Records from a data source
.....

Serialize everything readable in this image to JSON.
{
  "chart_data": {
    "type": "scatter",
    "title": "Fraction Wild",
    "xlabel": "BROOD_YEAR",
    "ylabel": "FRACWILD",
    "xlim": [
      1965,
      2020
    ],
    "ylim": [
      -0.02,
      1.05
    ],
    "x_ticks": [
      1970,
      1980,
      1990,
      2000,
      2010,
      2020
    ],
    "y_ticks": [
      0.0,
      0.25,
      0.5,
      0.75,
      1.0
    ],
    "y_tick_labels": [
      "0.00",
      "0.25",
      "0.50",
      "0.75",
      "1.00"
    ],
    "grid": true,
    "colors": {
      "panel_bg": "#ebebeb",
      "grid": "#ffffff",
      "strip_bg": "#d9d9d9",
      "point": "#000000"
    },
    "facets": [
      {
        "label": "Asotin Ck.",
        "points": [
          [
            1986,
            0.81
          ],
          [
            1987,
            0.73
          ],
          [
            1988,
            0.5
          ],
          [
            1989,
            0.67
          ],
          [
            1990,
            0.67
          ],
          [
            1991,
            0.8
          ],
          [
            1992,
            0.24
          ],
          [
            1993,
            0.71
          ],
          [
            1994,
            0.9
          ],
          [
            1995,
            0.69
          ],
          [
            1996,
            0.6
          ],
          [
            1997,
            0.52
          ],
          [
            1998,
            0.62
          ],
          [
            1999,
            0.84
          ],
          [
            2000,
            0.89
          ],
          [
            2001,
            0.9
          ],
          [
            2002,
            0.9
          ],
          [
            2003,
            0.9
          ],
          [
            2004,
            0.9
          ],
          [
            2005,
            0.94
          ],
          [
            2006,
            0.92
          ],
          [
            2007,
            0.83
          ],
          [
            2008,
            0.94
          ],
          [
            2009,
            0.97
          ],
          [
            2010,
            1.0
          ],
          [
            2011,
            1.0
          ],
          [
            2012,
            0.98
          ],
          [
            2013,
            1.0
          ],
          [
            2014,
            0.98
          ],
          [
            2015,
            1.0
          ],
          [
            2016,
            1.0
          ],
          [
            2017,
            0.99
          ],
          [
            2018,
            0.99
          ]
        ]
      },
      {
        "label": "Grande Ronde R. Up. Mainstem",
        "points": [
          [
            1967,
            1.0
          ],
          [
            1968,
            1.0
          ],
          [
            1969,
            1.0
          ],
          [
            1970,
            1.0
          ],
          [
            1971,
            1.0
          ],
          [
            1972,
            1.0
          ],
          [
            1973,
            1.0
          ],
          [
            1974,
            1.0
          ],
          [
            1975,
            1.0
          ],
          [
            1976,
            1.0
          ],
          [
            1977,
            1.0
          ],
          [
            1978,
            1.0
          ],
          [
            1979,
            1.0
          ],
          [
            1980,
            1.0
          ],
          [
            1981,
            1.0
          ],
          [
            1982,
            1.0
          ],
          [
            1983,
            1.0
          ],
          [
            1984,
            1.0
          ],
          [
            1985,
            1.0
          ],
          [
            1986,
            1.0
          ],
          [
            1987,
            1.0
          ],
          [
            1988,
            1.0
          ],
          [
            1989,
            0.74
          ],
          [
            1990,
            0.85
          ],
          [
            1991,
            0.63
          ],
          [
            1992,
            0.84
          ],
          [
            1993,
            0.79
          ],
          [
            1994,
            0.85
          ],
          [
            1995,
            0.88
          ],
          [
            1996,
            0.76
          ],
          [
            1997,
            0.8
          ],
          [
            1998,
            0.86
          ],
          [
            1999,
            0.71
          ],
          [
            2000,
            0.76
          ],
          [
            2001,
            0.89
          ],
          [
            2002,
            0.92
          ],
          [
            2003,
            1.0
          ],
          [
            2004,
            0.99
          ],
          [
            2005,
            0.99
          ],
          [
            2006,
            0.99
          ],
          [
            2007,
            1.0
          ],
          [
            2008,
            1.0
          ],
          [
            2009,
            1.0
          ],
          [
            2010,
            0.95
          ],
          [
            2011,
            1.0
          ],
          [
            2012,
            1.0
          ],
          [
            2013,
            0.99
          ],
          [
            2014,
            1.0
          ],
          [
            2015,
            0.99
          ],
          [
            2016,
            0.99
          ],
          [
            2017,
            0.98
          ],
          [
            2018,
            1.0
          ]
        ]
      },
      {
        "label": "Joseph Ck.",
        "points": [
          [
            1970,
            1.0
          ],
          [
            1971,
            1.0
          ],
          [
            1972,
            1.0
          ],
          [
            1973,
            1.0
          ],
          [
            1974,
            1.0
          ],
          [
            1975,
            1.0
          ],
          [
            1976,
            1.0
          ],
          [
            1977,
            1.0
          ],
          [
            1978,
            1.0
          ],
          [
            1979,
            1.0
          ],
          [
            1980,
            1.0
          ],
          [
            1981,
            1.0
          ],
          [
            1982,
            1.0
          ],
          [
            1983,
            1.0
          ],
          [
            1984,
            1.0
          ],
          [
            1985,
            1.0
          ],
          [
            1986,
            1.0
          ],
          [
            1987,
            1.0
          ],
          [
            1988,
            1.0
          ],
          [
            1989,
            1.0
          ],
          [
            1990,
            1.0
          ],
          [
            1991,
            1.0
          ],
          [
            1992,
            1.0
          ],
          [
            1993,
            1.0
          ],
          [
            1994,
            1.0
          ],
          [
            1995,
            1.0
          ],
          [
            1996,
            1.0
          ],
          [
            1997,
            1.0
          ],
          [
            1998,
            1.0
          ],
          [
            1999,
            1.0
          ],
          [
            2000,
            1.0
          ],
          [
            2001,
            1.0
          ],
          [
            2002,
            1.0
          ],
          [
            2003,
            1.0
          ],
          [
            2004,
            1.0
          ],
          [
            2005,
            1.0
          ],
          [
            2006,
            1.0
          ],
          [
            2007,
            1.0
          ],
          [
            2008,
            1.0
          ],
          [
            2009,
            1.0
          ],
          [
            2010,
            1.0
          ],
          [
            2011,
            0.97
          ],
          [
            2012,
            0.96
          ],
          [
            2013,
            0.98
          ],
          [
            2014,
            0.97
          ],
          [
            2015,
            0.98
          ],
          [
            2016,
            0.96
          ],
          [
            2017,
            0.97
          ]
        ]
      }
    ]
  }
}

.....

Written task:
Nothing should be changed: write out all of the data as is.

Response to this task:
Serialize everything readable in this image to JSON.
{
  "chart_data": {
    "type": "scatter",
    "title": "Fraction Wild",
    "xlabel": "BROOD_YEAR",
    "ylabel": "FRACWILD",
    "xlim": [
      1965,
      2020
    ],
    "ylim": [
      -0.02,
      1.05
    ],
    "x_ticks": [
      1970,
      1980,
      1990,
      2000,
      2010,
      2020
    ],
    "y_ticks": [
      0.0,
      0.25,
      0.5,
      0.75,
      1.0
    ],
    "y_tick_labels": [
      "0.00",
      "0.25",
      "0.50",
      "0.75",
      "1.00"
    ],
    "grid": true,
    "colors": {
      "panel_bg": "#ebebeb",
      "grid": "#ffffff",
      "strip_bg": "#d9d9d9",
      "point": "#000000"
    },
    "facets": [
      {
        "label": "Asotin Ck.",
        "points": [
          [
            1986,
            0.81
          ],
          [
            1987,
            0.73
          ],
          [
            1988,
            0.5
          ],
          [
            1989,
            0.67
          ],
          [
            1990,
            0.67
          ],
          [
            1991,
            0.8
          ],
          [
            1992,
            0.24
          ],
          [
            1993,
            0.71
          ],
          [
            1994,
            0.9
          ],
          [
            1995,
            0.69
          ],
          [
            1996,
            0.6
          ],
          [
            1997,
            0.52
          ],
          [
            1998,
            0.62
          ],
          [
            1999,
            0.84
          ],
          [
            2000,
            0.89
          ],
          [
            2001,
            0.9
          ],
          [
            2002,
            0.9
          ],
          [
            2003,
            0.9
          ],
          [
            2004,
            0.9
          ],
          [
            2005,
            0.94
          ],
          [
            2006,
            0.92
          ],
          [
            2007,
            0.83
          ],
          [
            2008,
            0.94
          ],
          [
            2009,
            0.97
          ],
          [
            2010,
            1.0
          ],
          [
            2011,
            1.0
          ],
          [
            2012,
            0.98
          ],
          [
            2013,
            1.0
          ],
          [
            2014,
            0.98
          ],
          [
            2015,
            1.0
          ],
          [
            2016,
            1.0
          ],
          [
            2017,
            0.99
          ],
          [
            2018,
            0.99
          ]
        ]
      },
      {
        "label": "Grande Ronde R. Up. Mainstem",
        "points": [
          [
            1967,
            1.0
          ],
          [
            1968,
            1.0
          ],
          [
            1969,
            1.0
          ],
          [
            1970,
            1.0
          ],
          [
            1971,
            1.0
          ],
          [
            1972,
            1.0
          ],
          [
            1973,
            1.0
          ],
          [
            1974,
            1.0
          ],
          [
            1975,
            1.0
          ],
          [
            1976,
            1.0
          ],
          [
            1977,
            1.0
          ],
          [
            1978,
            1.0
          ],
          [
            1979,
            1.0
          ],
          [
            1980,
            1.0
          ],
          [
            1981,
            1.0
          ],
          [
            1982,
            1.0
          ],
          [
            1983,
            1.0
          ],
          [
            1984,
            1.0
          ],
          [
            1985,
            1.0
          ],
          [
            1986,
            1.0
          ],
          [
            1987,
            1.0
          ],
          [
            1988,
            1.0
          ],
          [
            1989,
            0.74
          ],
          [
            1990,
            0.85
          ],
          [
            1991,
            0.63
          ],
          [
            1992,
            0.84
          ],
          [
            1993,
            0.79
          ],
          [
            1994,
            0.85
          ],
          [
            1995,
            0.88
          ],
          [
            1996,
            0.76
          ],
          [
            1997,
            0.8
          ],
          [
            1998,
            0.86
          ],
          [
            1999,
            0.71
          ],
          [
            2000,
            0.76
          ],
          [
            2001,
            0.89
          ],
          [
            2002,
            0.92
          ],
          [
            2003,
            1.0
          ],
          [
            2004,
            0.99
          ],
          [
            2005,
            0.99
          ],
          [
            2006,
            0.99
          ],
          [
            2007,
            1.0
          ],
          [
            2008,
            1.0
          ],
          [
            2009,
            1.0
          ],
          [
            2010,
            0.95
          ],
          [
            2011,
            1.0
          ],
          [
            2012,
            1.0
          ],
          [
            2013,
            0.99
          ],
          [
            2014,
            1.0
          ],
          [
            2015,
            0.99
          ],
          [
            2016,
            0.99
          ],
          [
            2017,
            0.98
          ],
          [
            2018,
            1.0
          ]
        ]
      },
      {
        "label": "Joseph Ck.",
        "points": [
          [
            1970,
            1.0
          ],
          [
            1971,
            1.0
          ],
          [
            1972,
            1.0
          ],
          [
            1973,
            1.0
          ],
          [
            1974,
            1.0
          ],
          [
            1975,
            1.0
          ],
          [
            1976,
            1.0
          ],
          [
            1977,
            1.0
          ],
          [
            1978,
            1.0
          ],
          [
            1979,
            1.0
          ],
          [
            1980,
            1.0
          ],
          [
            1981,
            1.0
          ],
          [
            1982,
            1.0
          ],
          [
            1983,
            1.0
          ],
          [
            1984,
            1.0
          ],
          [
            1985,
            1.0
          ],
          [
            1986,
            1.0
          ],
          [
            1987,
            1.0
          ],
          [
            1988,
            1.0
          ],
          [
            1989,
            1.0
          ],
          [
            1990,
            1.0
          ],
          [
            1991,
            1.0
          ],
          [
            1992,
            1.0
          ],
          [
            1993,
            1.0
          ],
          [
            1994,
            1.0
          ],
          [
            1995,
            1.0
          ],
          [
            1996,
            1.0
          ],
          [
            1997,
            1.0
          ],
          [
            1998,
            1.0
          ],
          [
            1999,
            1.0
          ],
          [
            2000,
            1.0
          ],
          [
            2001,
            1.0
          ],
          [
            2002,
            1.0
          ],
          [
            2003,
            1.0
          ],
          [
            2004,
            1.0
          ],
          [
            2005,
            1.0
          ],
          [
            2006,
            1.0
          ],
          [
            2007,
            1.0
          ],
          [
            2008,
            1.0
          ],
          [
            2009,
            1.0
          ],
          [
            2010,
            1.0
          ],
          [
            2011,
            0.97
          ],
          [
            2012,
            0.96
          ],
          [
            2013,
            0.98
          ],
          [
            2014,
            0.97
          ],
          [
            2015,
            0.98
          ],
          [
            2016,
            0.96
          ],
          [
            2017,
            0.97
          ]
        ]
      }
    ]
  }
}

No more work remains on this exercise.